**Given instruction:** Set every line down exactly, from the one that has "Extract the structured" through the final one, and keep the pictures out.

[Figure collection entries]
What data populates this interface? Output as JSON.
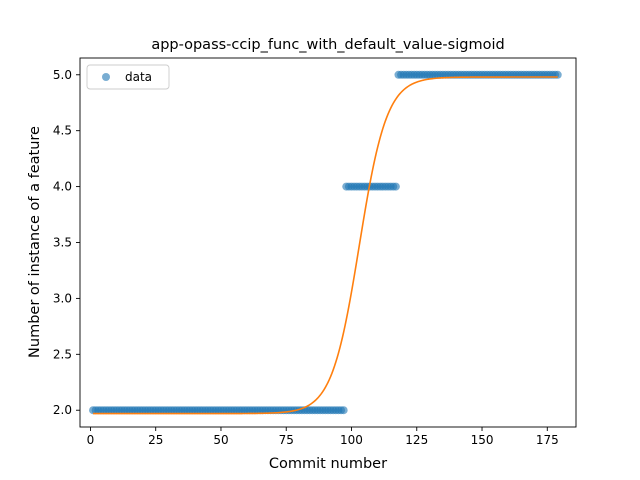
{
  "chart_data": {
    "type": "scatter",
    "title": "app-opass-ccip_func_with_default_value-sigmoid",
    "xlabel": "Commit number",
    "ylabel": "Number of instance of a feature",
    "xlim": [
      -4,
      186
    ],
    "ylim": [
      1.85,
      5.15
    ],
    "xticks": [
      0,
      25,
      50,
      75,
      100,
      125,
      150,
      175
    ],
    "yticks": [
      2.0,
      2.5,
      3.0,
      3.5,
      4.0,
      4.5,
      5.0
    ],
    "ytick_labels": [
      "2.0",
      "2.5",
      "3.0",
      "3.5",
      "4.0",
      "4.5",
      "5.0"
    ],
    "legend": {
      "position": "upper-left",
      "entries": [
        "data"
      ]
    },
    "series": [
      {
        "name": "data",
        "kind": "scatter",
        "color": "#1f77b4",
        "segments": [
          {
            "x_start": 1,
            "x_end": 97,
            "y": 2.0
          },
          {
            "x_start": 98,
            "x_end": 117,
            "y": 4.0
          },
          {
            "x_start": 118,
            "x_end": 179,
            "y": 5.0
          }
        ]
      },
      {
        "kind": "line",
        "color": "#ff7f0e",
        "model": "sigmoid",
        "params": {
          "lower": 1.97,
          "upper": 4.98,
          "midpoint": 103,
          "rate": 0.19
        },
        "x_range": [
          1,
          179
        ]
      }
    ]
  }
}
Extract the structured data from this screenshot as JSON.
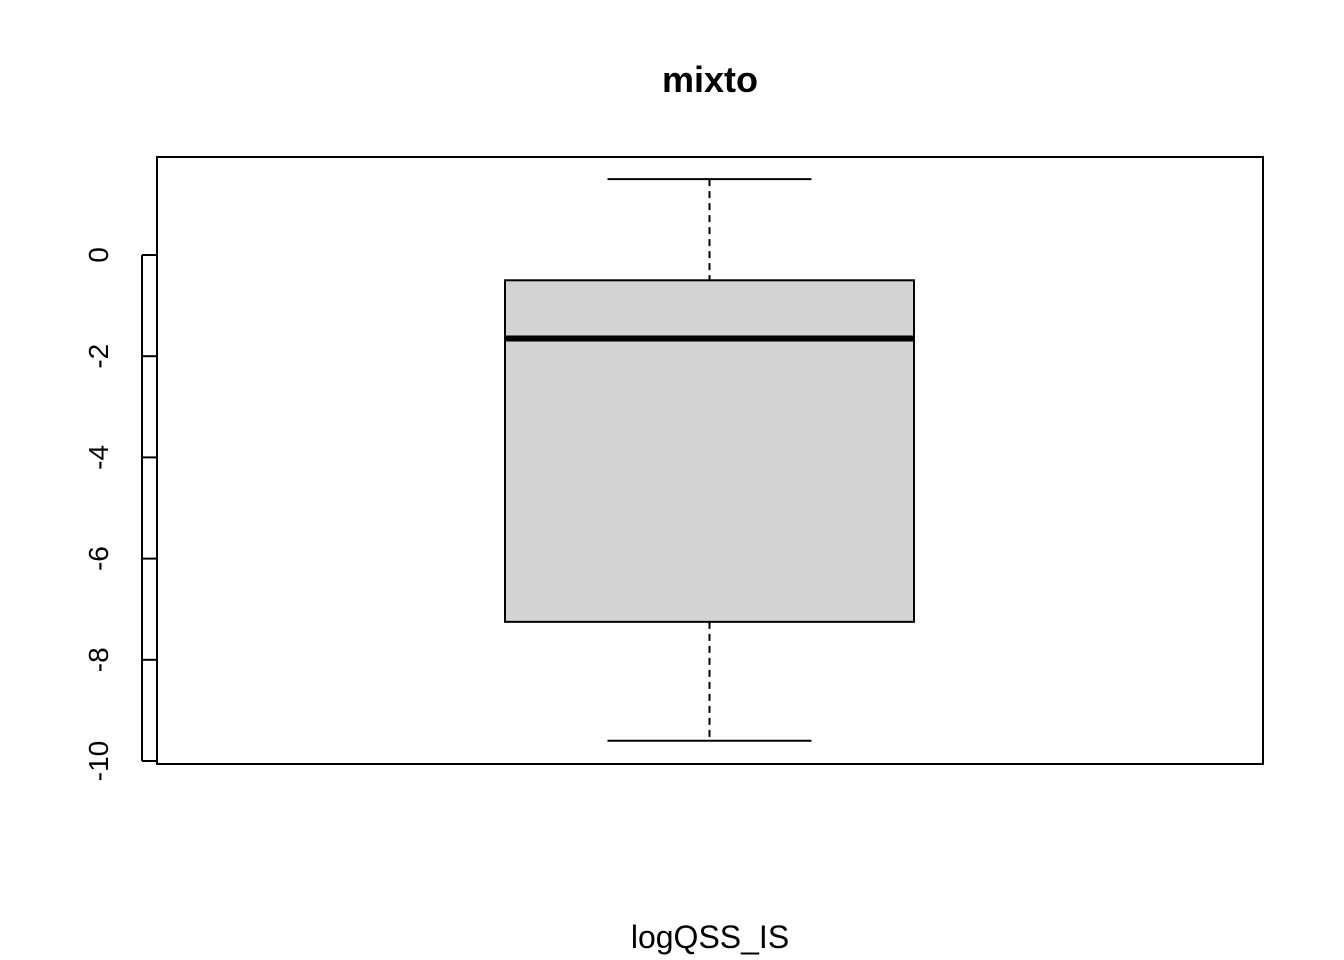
{
  "chart_data": {
    "type": "boxplot",
    "title": "mixto",
    "xlabel": "logQSS_IS",
    "ylabel": "",
    "ylim": [
      -10.0,
      1.9
    ],
    "yticks": [
      0,
      -2,
      -4,
      -6,
      -8,
      -10
    ],
    "ytick_labels": [
      "0",
      "-2",
      "-4",
      "-6",
      "-8",
      "-10"
    ],
    "grid": false,
    "box": {
      "whisker_low": -9.6,
      "q1": -7.25,
      "median": -1.65,
      "q3": -0.5,
      "whisker_high": 1.5
    },
    "colors": {
      "box_fill": "#d3d3d3",
      "line": "#000000",
      "background": "#ffffff"
    }
  }
}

**Completed exercise:**
Extract the structured data from this screenshot as JSON.
{
  "chart_data": {
    "type": "boxplot",
    "title": "mixto",
    "xlabel": "logQSS_IS",
    "ylabel": "",
    "ylim": [
      -10.0,
      1.9
    ],
    "yticks": [
      0,
      -2,
      -4,
      -6,
      -8,
      -10
    ],
    "ytick_labels": [
      "0",
      "-2",
      "-4",
      "-6",
      "-8",
      "-10"
    ],
    "grid": false,
    "box": {
      "whisker_low": -9.6,
      "q1": -7.25,
      "median": -1.65,
      "q3": -0.5,
      "whisker_high": 1.5
    },
    "colors": {
      "box_fill": "#d3d3d3",
      "line": "#000000",
      "background": "#ffffff"
    }
  }
}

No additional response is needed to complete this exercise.